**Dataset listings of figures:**
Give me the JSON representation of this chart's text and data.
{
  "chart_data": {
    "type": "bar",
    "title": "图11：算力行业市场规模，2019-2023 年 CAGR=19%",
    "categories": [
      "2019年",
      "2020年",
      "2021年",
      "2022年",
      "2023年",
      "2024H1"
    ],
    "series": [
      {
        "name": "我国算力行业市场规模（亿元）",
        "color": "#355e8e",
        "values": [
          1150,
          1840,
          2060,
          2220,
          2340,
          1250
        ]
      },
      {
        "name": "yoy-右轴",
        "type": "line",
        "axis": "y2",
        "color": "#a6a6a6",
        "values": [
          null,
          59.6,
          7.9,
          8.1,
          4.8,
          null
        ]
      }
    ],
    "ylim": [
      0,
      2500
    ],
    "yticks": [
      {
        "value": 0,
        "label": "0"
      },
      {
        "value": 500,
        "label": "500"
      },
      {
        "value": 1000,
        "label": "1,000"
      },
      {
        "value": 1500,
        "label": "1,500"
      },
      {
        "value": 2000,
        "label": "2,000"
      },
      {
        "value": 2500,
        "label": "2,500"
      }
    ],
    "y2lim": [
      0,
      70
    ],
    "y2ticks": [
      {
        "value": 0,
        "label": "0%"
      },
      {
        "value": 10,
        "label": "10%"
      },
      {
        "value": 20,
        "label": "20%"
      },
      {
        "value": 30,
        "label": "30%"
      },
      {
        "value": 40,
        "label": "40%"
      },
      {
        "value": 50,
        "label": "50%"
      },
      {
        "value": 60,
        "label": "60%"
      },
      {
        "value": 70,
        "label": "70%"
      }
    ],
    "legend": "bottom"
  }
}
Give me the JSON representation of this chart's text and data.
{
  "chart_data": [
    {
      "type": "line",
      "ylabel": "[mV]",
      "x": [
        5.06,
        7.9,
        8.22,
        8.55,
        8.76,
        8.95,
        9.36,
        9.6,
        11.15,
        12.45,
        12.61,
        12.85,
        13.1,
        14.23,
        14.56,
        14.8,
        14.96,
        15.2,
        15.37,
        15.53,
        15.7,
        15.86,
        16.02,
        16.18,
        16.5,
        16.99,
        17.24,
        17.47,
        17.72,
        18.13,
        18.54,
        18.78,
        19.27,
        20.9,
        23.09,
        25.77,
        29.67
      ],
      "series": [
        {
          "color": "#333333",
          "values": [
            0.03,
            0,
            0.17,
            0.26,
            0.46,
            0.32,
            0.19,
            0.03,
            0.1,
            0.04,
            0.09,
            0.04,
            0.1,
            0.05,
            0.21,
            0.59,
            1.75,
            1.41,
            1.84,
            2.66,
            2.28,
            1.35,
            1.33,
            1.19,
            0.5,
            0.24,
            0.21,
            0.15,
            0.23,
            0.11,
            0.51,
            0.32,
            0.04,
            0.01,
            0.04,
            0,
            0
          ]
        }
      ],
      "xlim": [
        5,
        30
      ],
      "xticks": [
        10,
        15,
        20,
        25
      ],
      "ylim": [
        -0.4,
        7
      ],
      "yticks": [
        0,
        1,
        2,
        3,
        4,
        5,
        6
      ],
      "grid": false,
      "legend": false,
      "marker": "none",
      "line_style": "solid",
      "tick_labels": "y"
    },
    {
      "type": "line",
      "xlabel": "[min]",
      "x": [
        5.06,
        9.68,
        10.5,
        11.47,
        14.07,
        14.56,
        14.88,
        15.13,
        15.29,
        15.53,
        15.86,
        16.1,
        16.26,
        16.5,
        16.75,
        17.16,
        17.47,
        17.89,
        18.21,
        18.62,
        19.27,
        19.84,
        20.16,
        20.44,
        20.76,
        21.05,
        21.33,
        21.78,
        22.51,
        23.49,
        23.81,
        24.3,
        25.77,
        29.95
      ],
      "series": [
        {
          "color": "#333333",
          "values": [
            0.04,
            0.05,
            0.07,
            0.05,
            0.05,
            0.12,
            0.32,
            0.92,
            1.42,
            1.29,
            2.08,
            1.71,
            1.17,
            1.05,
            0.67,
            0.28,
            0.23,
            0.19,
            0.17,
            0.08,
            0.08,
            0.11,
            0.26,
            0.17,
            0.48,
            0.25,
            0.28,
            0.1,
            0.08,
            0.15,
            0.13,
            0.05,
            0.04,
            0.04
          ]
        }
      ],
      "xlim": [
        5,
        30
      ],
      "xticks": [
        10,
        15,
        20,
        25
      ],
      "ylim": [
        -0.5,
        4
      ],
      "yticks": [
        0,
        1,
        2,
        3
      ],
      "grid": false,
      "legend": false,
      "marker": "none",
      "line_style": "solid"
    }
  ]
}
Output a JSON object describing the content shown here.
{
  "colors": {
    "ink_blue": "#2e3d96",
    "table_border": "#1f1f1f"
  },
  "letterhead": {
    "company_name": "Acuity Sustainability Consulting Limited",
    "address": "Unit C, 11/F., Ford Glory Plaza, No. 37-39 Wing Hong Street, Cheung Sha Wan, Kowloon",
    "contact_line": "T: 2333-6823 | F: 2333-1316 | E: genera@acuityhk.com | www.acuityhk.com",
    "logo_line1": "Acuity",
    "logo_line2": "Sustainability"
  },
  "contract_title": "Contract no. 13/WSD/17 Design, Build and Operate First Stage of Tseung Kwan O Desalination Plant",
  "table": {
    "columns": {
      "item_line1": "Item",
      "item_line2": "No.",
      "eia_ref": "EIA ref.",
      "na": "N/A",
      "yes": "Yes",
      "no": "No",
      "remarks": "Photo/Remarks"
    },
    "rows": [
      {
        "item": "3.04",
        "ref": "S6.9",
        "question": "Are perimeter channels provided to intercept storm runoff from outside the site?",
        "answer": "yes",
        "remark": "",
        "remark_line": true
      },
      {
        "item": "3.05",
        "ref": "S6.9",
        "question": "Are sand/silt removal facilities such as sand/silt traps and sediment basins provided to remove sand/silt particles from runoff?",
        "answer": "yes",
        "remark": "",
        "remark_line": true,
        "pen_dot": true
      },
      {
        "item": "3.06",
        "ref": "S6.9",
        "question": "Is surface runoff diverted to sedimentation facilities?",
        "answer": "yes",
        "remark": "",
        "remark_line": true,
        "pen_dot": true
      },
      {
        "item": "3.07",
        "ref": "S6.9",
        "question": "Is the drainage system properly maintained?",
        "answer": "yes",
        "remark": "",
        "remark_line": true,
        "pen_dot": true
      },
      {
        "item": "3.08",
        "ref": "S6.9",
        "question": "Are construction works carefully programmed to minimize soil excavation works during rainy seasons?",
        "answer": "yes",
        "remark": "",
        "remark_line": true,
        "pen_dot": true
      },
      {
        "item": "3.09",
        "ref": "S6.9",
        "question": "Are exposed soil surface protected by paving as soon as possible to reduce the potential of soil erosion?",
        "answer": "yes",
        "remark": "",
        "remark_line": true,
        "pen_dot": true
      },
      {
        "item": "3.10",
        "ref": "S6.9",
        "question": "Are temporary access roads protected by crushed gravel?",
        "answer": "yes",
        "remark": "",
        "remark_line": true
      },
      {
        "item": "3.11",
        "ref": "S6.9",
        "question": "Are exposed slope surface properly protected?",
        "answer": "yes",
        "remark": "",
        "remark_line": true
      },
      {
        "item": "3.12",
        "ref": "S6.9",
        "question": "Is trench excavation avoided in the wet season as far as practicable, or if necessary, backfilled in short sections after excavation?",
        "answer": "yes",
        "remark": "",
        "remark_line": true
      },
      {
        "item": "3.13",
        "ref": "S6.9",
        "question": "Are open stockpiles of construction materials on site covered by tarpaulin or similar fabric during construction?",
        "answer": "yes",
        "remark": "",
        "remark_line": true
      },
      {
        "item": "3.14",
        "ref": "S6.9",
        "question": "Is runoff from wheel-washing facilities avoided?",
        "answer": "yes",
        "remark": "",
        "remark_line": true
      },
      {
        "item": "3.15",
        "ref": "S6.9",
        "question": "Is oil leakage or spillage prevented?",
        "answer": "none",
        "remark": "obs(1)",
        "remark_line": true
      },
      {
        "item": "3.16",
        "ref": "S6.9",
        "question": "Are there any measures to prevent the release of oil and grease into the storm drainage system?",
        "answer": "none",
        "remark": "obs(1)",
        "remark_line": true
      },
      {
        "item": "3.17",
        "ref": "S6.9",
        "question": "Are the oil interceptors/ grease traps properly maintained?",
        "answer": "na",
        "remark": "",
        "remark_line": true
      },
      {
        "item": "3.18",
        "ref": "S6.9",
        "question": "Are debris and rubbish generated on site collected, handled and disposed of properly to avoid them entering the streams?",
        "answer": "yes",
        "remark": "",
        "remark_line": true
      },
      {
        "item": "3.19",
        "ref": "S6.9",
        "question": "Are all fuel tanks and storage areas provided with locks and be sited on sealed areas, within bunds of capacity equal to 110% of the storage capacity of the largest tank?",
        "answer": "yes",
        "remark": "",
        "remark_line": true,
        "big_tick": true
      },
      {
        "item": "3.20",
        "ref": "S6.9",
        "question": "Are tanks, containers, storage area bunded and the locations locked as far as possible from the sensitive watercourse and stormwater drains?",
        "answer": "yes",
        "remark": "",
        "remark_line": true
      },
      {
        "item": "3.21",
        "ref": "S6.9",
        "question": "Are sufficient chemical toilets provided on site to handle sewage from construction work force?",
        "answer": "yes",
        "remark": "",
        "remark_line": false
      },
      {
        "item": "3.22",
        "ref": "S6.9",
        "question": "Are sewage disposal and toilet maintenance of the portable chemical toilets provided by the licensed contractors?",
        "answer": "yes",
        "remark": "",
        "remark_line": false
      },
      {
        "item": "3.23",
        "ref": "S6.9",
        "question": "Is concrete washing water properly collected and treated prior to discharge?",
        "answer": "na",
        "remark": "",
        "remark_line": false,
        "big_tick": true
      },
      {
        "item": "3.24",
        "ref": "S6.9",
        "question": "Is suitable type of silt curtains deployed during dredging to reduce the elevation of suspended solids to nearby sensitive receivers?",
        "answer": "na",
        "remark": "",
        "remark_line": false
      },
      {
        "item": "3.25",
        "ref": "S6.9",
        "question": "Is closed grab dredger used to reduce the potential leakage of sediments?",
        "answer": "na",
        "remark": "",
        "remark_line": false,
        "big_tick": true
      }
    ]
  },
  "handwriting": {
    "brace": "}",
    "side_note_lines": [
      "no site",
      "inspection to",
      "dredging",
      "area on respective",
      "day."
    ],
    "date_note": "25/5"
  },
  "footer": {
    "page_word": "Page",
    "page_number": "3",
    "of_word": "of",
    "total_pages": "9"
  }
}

**THE EXERCISE:** Your answer should be one number: the count of lines in the data above that include the word "reduce".

**ANSWER TO THE TASK:** 3